• INPUT DATA:
•••••

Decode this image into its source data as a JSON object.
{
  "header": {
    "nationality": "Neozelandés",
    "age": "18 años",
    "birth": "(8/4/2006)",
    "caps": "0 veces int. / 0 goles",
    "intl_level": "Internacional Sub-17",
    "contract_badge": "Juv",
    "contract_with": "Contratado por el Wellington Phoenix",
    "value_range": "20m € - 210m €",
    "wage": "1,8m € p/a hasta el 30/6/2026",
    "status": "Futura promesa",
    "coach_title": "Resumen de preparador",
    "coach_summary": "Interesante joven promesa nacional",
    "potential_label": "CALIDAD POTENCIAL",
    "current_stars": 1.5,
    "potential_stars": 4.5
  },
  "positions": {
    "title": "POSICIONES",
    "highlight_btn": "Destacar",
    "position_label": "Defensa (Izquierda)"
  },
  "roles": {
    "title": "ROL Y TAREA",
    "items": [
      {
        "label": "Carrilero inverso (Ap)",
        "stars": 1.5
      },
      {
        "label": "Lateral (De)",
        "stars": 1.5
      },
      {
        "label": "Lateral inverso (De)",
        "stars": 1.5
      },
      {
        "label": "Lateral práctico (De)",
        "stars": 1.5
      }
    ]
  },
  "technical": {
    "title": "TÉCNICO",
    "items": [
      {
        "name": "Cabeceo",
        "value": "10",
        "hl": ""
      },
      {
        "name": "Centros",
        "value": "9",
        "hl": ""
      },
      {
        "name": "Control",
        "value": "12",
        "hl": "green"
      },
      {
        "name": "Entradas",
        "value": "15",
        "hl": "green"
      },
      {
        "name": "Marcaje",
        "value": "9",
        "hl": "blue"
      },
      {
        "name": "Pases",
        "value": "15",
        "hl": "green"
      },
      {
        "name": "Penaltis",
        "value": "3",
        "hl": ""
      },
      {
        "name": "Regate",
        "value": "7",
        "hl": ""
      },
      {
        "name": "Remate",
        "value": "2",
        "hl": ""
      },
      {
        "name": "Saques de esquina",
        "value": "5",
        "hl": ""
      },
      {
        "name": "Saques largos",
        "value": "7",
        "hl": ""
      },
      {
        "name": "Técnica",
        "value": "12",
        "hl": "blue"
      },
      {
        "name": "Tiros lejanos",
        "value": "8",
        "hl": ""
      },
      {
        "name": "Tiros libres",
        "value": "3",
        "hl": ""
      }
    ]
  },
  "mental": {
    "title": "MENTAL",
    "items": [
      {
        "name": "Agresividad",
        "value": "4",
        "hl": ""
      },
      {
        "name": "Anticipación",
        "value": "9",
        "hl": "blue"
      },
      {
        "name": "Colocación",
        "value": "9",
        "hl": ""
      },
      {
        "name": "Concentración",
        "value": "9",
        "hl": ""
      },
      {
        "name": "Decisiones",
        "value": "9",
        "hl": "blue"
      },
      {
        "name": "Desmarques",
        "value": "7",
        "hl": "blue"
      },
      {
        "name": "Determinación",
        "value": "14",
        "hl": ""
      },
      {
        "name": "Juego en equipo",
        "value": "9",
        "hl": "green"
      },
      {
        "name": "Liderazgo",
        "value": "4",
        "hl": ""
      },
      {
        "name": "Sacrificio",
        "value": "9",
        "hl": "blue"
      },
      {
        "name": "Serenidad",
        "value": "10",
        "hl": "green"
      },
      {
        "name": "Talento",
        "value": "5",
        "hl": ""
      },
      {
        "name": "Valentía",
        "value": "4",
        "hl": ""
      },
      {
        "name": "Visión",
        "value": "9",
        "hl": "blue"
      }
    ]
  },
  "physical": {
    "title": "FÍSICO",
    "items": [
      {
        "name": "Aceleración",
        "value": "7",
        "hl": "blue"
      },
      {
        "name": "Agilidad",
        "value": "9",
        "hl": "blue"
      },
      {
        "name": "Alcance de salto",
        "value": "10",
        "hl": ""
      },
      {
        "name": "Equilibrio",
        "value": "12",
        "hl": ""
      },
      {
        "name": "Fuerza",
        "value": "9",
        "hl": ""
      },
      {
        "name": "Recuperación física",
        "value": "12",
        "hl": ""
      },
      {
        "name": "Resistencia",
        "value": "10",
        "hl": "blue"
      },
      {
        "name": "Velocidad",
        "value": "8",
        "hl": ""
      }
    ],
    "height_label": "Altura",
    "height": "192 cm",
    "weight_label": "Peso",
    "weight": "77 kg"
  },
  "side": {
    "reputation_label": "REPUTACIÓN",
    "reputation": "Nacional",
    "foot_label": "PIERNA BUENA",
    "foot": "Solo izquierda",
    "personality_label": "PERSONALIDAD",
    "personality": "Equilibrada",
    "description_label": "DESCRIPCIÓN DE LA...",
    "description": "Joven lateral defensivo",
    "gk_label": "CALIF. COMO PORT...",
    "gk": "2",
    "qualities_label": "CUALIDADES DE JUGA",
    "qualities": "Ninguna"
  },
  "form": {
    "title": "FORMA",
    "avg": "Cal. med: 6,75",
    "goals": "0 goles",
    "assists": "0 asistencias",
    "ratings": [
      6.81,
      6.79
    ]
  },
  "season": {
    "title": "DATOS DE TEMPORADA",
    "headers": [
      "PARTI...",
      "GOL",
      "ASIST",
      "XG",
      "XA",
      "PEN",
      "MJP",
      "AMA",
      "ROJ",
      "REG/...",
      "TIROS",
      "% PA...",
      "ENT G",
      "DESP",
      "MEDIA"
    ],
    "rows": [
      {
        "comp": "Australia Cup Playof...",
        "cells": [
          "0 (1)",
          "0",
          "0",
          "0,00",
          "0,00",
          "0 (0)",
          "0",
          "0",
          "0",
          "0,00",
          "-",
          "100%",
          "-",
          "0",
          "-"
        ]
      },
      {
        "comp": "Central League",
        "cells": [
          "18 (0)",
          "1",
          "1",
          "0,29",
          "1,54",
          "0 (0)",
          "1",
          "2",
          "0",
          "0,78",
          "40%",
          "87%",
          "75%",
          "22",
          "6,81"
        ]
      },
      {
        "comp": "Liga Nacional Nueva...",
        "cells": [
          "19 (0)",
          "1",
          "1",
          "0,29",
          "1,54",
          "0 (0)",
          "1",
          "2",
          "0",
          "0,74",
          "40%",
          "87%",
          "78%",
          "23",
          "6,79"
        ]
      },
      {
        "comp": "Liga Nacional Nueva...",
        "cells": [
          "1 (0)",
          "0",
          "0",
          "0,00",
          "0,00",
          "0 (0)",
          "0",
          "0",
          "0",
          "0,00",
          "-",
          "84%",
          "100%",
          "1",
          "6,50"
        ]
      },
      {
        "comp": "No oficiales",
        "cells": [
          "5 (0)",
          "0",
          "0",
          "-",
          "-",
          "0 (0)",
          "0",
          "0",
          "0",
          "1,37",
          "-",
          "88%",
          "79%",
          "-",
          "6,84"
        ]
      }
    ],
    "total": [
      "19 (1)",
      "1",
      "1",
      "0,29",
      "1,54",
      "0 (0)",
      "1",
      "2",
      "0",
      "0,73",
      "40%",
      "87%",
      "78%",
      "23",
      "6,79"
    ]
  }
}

•••••

• WORK TO DO: Please quote the records above exactly, without skipping a line.

• REPLY:
Decode this image into its source data as a JSON object.
{
  "header": {
    "nationality": "Neozelandés",
    "age": "18 años",
    "birth": "(8/4/2006)",
    "caps": "0 veces int. / 0 goles",
    "intl_level": "Internacional Sub-17",
    "contract_badge": "Juv",
    "contract_with": "Contratado por el Wellington Phoenix",
    "value_range": "20m € - 210m €",
    "wage": "1,8m € p/a hasta el 30/6/2026",
    "status": "Futura promesa",
    "coach_title": "Resumen de preparador",
    "coach_summary": "Interesante joven promesa nacional",
    "potential_label": "CALIDAD POTENCIAL",
    "current_stars": 1.5,
    "potential_stars": 4.5
  },
  "positions": {
    "title": "POSICIONES",
    "highlight_btn": "Destacar",
    "position_label": "Defensa (Izquierda)"
  },
  "roles": {
    "title": "ROL Y TAREA",
    "items": [
      {
        "label": "Carrilero inverso (Ap)",
        "stars": 1.5
      },
      {
        "label": "Lateral (De)",
        "stars": 1.5
      },
      {
        "label": "Lateral inverso (De)",
        "stars": 1.5
      },
      {
        "label": "Lateral práctico (De)",
        "stars": 1.5
      }
    ]
  },
  "technical": {
    "title": "TÉCNICO",
    "items": [
      {
        "name": "Cabeceo",
        "value": "10",
        "hl": ""
      },
      {
        "name": "Centros",
        "value": "9",
        "hl": ""
      },
      {
        "name": "Control",
        "value": "12",
        "hl": "green"
      },
      {
        "name": "Entradas",
        "value": "15",
        "hl": "green"
      },
      {
        "name": "Marcaje",
        "value": "9",
        "hl": "blue"
      },
      {
        "name": "Pases",
        "value": "15",
        "hl": "green"
      },
      {
        "name": "Penaltis",
        "value": "3",
        "hl": ""
      },
      {
        "name": "Regate",
        "value": "7",
        "hl": ""
      },
      {
        "name": "Remate",
        "value": "2",
        "hl": ""
      },
      {
        "name": "Saques de esquina",
        "value": "5",
        "hl": ""
      },
      {
        "name": "Saques largos",
        "value": "7",
        "hl": ""
      },
      {
        "name": "Técnica",
        "value": "12",
        "hl": "blue"
      },
      {
        "name": "Tiros lejanos",
        "value": "8",
        "hl": ""
      },
      {
        "name": "Tiros libres",
        "value": "3",
        "hl": ""
      }
    ]
  },
  "mental": {
    "title": "MENTAL",
    "items": [
      {
        "name": "Agresividad",
        "value": "4",
        "hl": ""
      },
      {
        "name": "Anticipación",
        "value": "9",
        "hl": "blue"
      },
      {
        "name": "Colocación",
        "value": "9",
        "hl": ""
      },
      {
        "name": "Concentración",
        "value": "9",
        "hl": ""
      },
      {
        "name": "Decisiones",
        "value": "9",
        "hl": "blue"
      },
      {
        "name": "Desmarques",
        "value": "7",
        "hl": "blue"
      },
      {
        "name": "Determinación",
        "value": "14",
        "hl": ""
      },
      {
        "name": "Juego en equipo",
        "value": "9",
        "hl": "green"
      },
      {
        "name": "Liderazgo",
        "value": "4",
        "hl": ""
      },
      {
        "name": "Sacrificio",
        "value": "9",
        "hl": "blue"
      },
      {
        "name": "Serenidad",
        "value": "10",
        "hl": "green"
      },
      {
        "name": "Talento",
        "value": "5",
        "hl": ""
      },
      {
        "name": "Valentía",
        "value": "4",
        "hl": ""
      },
      {
        "name": "Visión",
        "value": "9",
        "hl": "blue"
      }
    ]
  },
  "physical": {
    "title": "FÍSICO",
    "items": [
      {
        "name": "Aceleración",
        "value": "7",
        "hl": "blue"
      },
      {
        "name": "Agilidad",
        "value": "9",
        "hl": "blue"
      },
      {
        "name": "Alcance de salto",
        "value": "10",
        "hl": ""
      },
      {
        "name": "Equilibrio",
        "value": "12",
        "hl": ""
      },
      {
        "name": "Fuerza",
        "value": "9",
        "hl": ""
      },
      {
        "name": "Recuperación física",
        "value": "12",
        "hl": ""
      },
      {
        "name": "Resistencia",
        "value": "10",
        "hl": "blue"
      },
      {
        "name": "Velocidad",
        "value": "8",
        "hl": ""
      }
    ],
    "height_label": "Altura",
    "height": "192 cm",
    "weight_label": "Peso",
    "weight": "77 kg"
  },
  "side": {
    "reputation_label": "REPUTACIÓN",
    "reputation": "Nacional",
    "foot_label": "PIERNA BUENA",
    "foot": "Solo izquierda",
    "personality_label": "PERSONALIDAD",
    "personality": "Equilibrada",
    "description_label": "DESCRIPCIÓN DE LA...",
    "description": "Joven lateral defensivo",
    "gk_label": "CALIF. COMO PORT...",
    "gk": "2",
    "qualities_label": "CUALIDADES DE JUGA",
    "qualities": "Ninguna"
  },
  "form": {
    "title": "FORMA",
    "avg": "Cal. med: 6,75",
    "goals": "0 goles",
    "assists": "0 asistencias",
    "ratings": [
      6.81,
      6.79
    ]
  },
  "season": {
    "title": "DATOS DE TEMPORADA",
    "headers": [
      "PARTI...",
      "GOL",
      "ASIST",
      "XG",
      "XA",
      "PEN",
      "MJP",
      "AMA",
      "ROJ",
      "REG/...",
      "TIROS",
      "% PA...",
      "ENT G",
      "DESP",
      "MEDIA"
    ],
    "rows": [
      {
        "comp": "Australia Cup Playof...",
        "cells": [
          "0 (1)",
          "0",
          "0",
          "0,00",
          "0,00",
          "0 (0)",
          "0",
          "0",
          "0",
          "0,00",
          "-",
          "100%",
          "-",
          "0",
          "-"
        ]
      },
      {
        "comp": "Central League",
        "cells": [
          "18 (0)",
          "1",
          "1",
          "0,29",
          "1,54",
          "0 (0)",
          "1",
          "2",
          "0",
          "0,78",
          "40%",
          "87%",
          "75%",
          "22",
          "6,81"
        ]
      },
      {
        "comp": "Liga Nacional Nueva...",
        "cells": [
          "19 (0)",
          "1",
          "1",
          "0,29",
          "1,54",
          "0 (0)",
          "1",
          "2",
          "0",
          "0,74",
          "40%",
          "87%",
          "78%",
          "23",
          "6,79"
        ]
      },
      {
        "comp": "Liga Nacional Nueva...",
        "cells": [
          "1 (0)",
          "0",
          "0",
          "0,00",
          "0,00",
          "0 (0)",
          "0",
          "0",
          "0",
          "0,00",
          "-",
          "84%",
          "100%",
          "1",
          "6,50"
        ]
      },
      {
        "comp": "No oficiales",
        "cells": [
          "5 (0)",
          "0",
          "0",
          "-",
          "-",
          "0 (0)",
          "0",
          "0",
          "0",
          "1,37",
          "-",
          "88%",
          "79%",
          "-",
          "6,84"
        ]
      }
    ],
    "total": [
      "19 (1)",
      "1",
      "1",
      "0,29",
      "1,54",
      "0 (0)",
      "1",
      "2",
      "0",
      "0,73",
      "40%",
      "87%",
      "78%",
      "23",
      "6,79"
    ]
  }
}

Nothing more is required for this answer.